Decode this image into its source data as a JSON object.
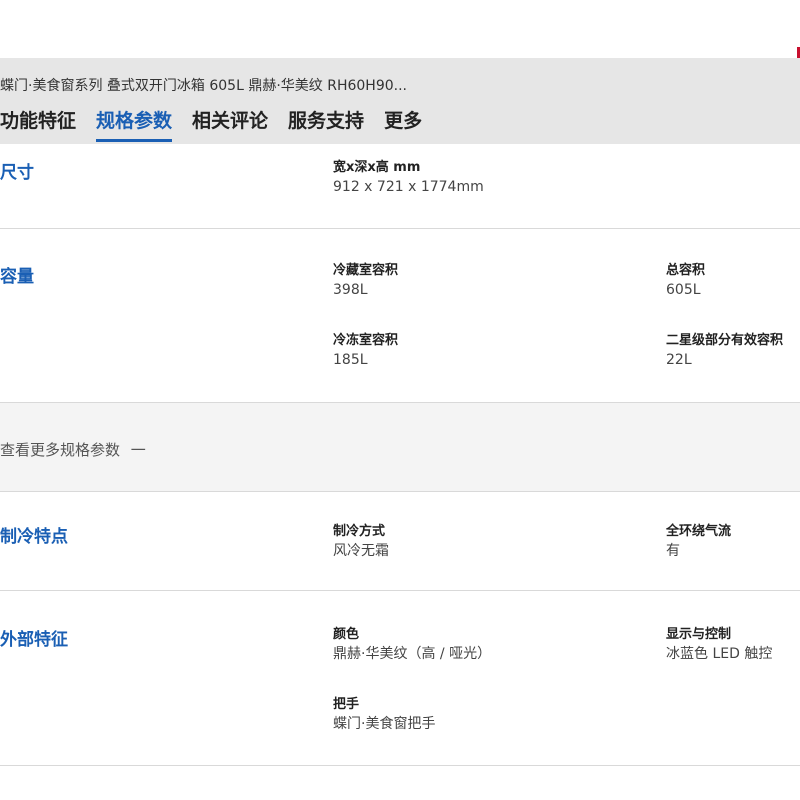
{
  "header": {
    "product_title": "蝶门·美食窗系列 叠式双开门冰箱 605L 鼎赫·华美纹 RH60H90...",
    "tabs": [
      "功能特征",
      "规格参数",
      "相关评论",
      "服务支持",
      "更多"
    ],
    "active_tab": "规格参数"
  },
  "colors": {
    "accent": "#1a5fb4",
    "header_bg": "#e6e6e6",
    "brand_red": "#c8102e"
  },
  "sections": {
    "dimensions": {
      "title": "尺寸",
      "specs": [
        {
          "label": "宽x深x高 mm",
          "value": "912 x 721 x 1774mm"
        }
      ]
    },
    "capacity": {
      "title": "容量",
      "specs": [
        {
          "label": "冷藏室容积",
          "value": "398L"
        },
        {
          "label": "总容积",
          "value": "605L"
        },
        {
          "label": "冷冻室容积",
          "value": "185L"
        },
        {
          "label": "二星级部分有效容积",
          "value": "22L"
        }
      ]
    },
    "more_specs": {
      "label": "查看更多规格参数",
      "icon": "minus-icon",
      "glyph": "一"
    },
    "cooling": {
      "title": "制冷特点",
      "specs": [
        {
          "label": "制冷方式",
          "value": "风冷无霜"
        },
        {
          "label": "全环绕气流",
          "value": "有"
        }
      ]
    },
    "exterior": {
      "title": "外部特征",
      "specs": [
        {
          "label": "颜色",
          "value": "鼎赫·华美纹（高 / 哑光）"
        },
        {
          "label": "显示与控制",
          "value": "冰蓝色 LED 触控"
        },
        {
          "label": "把手",
          "value": "蝶门·美食窗把手"
        }
      ]
    }
  }
}
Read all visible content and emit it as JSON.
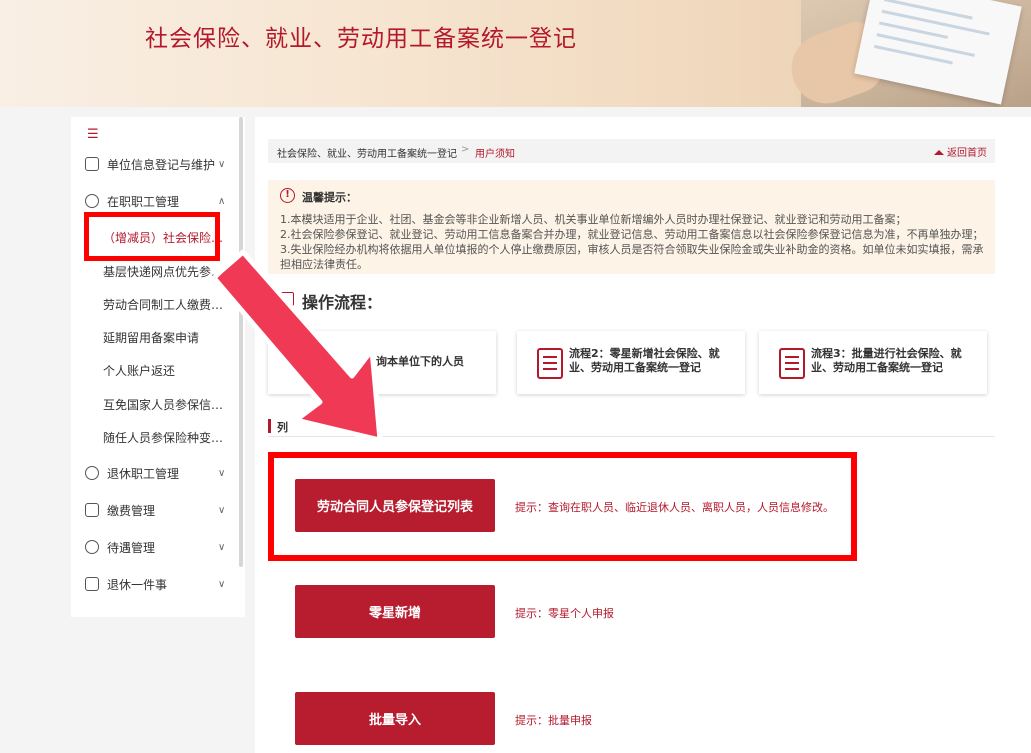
{
  "banner": {
    "title": "社会保险、就业、劳动用工备案统一登记"
  },
  "sidebar": {
    "toggle_icon": "menu-collapse-icon",
    "items": [
      {
        "label": "单位信息登记与维护",
        "icon": "building-icon",
        "expanded": false
      },
      {
        "label": "在职职工管理",
        "icon": "user-group-icon",
        "expanded": true,
        "children": [
          {
            "label": "（增减员）社会保险、就业...",
            "active": true
          },
          {
            "label": "基层快递网点优先参加工伤..."
          },
          {
            "label": "劳动合同制工人缴费年限..."
          },
          {
            "label": "延期留用备案申请"
          },
          {
            "label": "个人账户返还"
          },
          {
            "label": "互免国家人员参保信息..."
          },
          {
            "label": "随任人员参保险种变更..."
          }
        ]
      },
      {
        "label": "退休职工管理",
        "icon": "retire-icon",
        "expanded": false
      },
      {
        "label": "缴费管理",
        "icon": "payment-icon",
        "expanded": false
      },
      {
        "label": "待遇管理",
        "icon": "benefit-icon",
        "expanded": false
      },
      {
        "label": "退休一件事",
        "icon": "case-icon",
        "expanded": false
      }
    ]
  },
  "breadcrumb": {
    "level1": "社会保险、就业、劳动用工备案统一登记",
    "separator": ">",
    "level2": "用户须知",
    "home_link": "返回首页"
  },
  "notice": {
    "title": "温馨提示：",
    "lines": [
      "1.本模块适用于企业、社团、基金会等非企业新增人员、机关事业单位新增编外人员时办理社保登记、就业登记和劳动用工备案；",
      "2.社会保险参保登记、就业登记、劳动用工信息备案合并办理，就业登记信息、劳动用工备案信息以社会保险参保登记信息为准，不再单独办理；",
      "3.失业保险经办机构将依据用人单位填报的个人停止缴费原因，审核人员是否符合领取失业保险金或失业补助金的资格。如单位未如实填报，需承担相应法律责任。"
    ]
  },
  "flow": {
    "title": "操作流程：",
    "cards": [
      {
        "text": "询本单位下的人员"
      },
      {
        "text": "流程2：零星新增社会保险、就业、劳动用工备案统一登记"
      },
      {
        "text": "流程3：批量进行社会保险、就业、劳动用工备案统一登记"
      }
    ]
  },
  "section": {
    "title": "列"
  },
  "actions": [
    {
      "label": "劳动合同人员参保登记列表",
      "hint": "提示：查询在职人员、临近退休人员、离职人员，人员信息修改。"
    },
    {
      "label": "零星新增",
      "hint": "提示：零星个人申报"
    },
    {
      "label": "批量导入",
      "hint": "提示：批量申报"
    }
  ],
  "colors": {
    "brand_red": "#b71c2f",
    "annotation_red": "#ff0000",
    "arrow_pink": "#f03a55"
  }
}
+--
* _Problem_
Pick out each line containing "value" and report it.

* _Answer_
          "value": "912 x 721 x 1774mm"
          "value": "398L"
          "value": "605L"
          "value": "185L"
          "value": "22L"
          "value": "风冷无霜"
          "value": "有"
          "value": "鼎赫·华美纹（高 / 哑光）"
          "value": "冰蓝色 LED 触控"
          "value": "蝶门·美食窗把手"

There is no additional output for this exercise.